■ **REQUIREMENTS**
Every record should be repeated exactly, except that pictures are left out.

(Saved data entries)
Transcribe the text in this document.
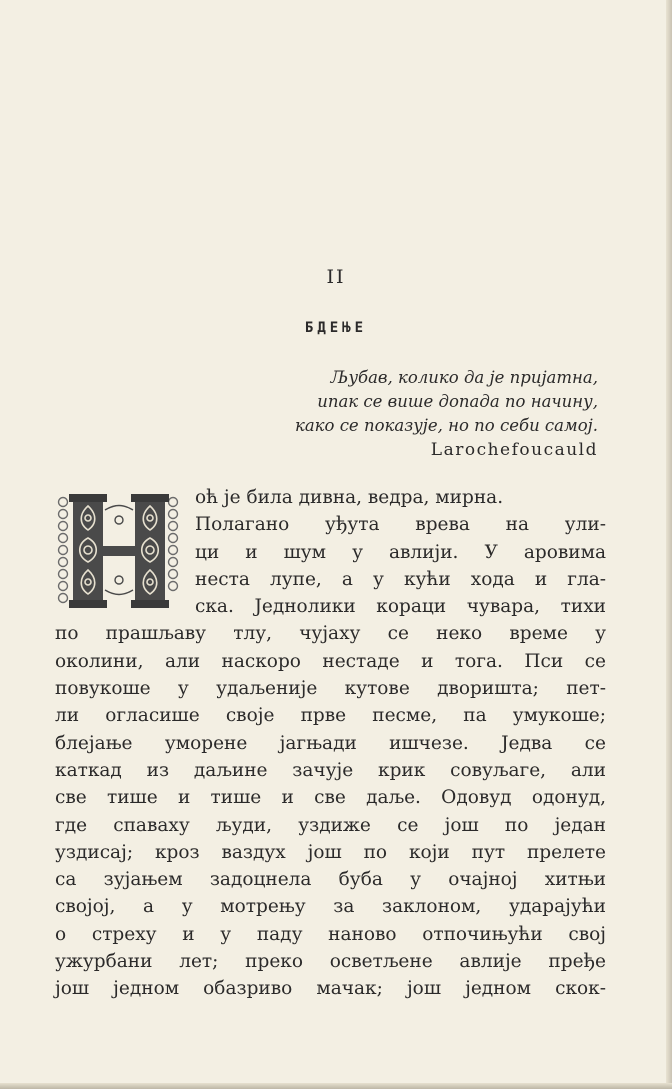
II
БДЕЊЕ
Љубав, колико да је пријатна,
ипак се више допада по начину,
како се показује, но по себи самој.
Larochefoucauld
оћ је била дивна, ведра, мирна.
Полагано уђута врева на ули-
ци и шум у авлији. У аровима
неста лупе, а у кући хода и гла-
ска. Једнолики кораци чувара, тихи
по прашљаву тлу, чујаху се неко време у
околини, али наскоро нестаде и тога. Пси се
повукоше у удаљеније кутове дворишта; пет-
ли огласише своје прве песме, па умукоше;
блејање уморене јагњади ишчезе. Једва се
каткад из даљине зачује крик совуљаге, али
све тише и тише и све даље. Одовуд одонуд,
где спаваху људи, уздиже се још по један
уздисај; кроз ваздух још по који пут прелете
са зујањем задоцнела буба у очајној хитњи
својој, а у мотрењу за заклоном, ударајући
о стреху и у паду наново отпочињући свој
ужурбани лет; преко осветљене авлије пређе
још једном обазриво мачак; још једном скок-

■ **WORKED ANSWER**
Transcribe the text in this document.
II
БДЕЊЕ
Љубав, колико да је пријатна,
ипак се више допада по начину,
како се показује, но по себи самој.
Larochefoucauld
оћ је била дивна, ведра, мирна.
Полагано уђута врева на ули-
ци и шум у авлији. У аровима
неста лупе, а у кући хода и гла-
ска. Једнолики кораци чувара, тихи
по прашљаву тлу, чујаху се неко време у
околини, али наскоро нестаде и тога. Пси се
повукоше у удаљеније кутове дворишта; пет-
ли огласише своје прве песме, па умукоше;
блејање уморене јагњади ишчезе. Једва се
каткад из даљине зачује крик совуљаге, али
све тише и тише и све даље. Одовуд одонуд,
где спаваху људи, уздиже се још по један
уздисај; кроз ваздух још по који пут прелете
са зујањем задоцнела буба у очајној хитњи
својој, а у мотрењу за заклоном, ударајући
о стреху и у паду наново отпочињући свој
ужурбани лет; преко осветљене авлије пређе
још једном обазриво мачак; још једном скок-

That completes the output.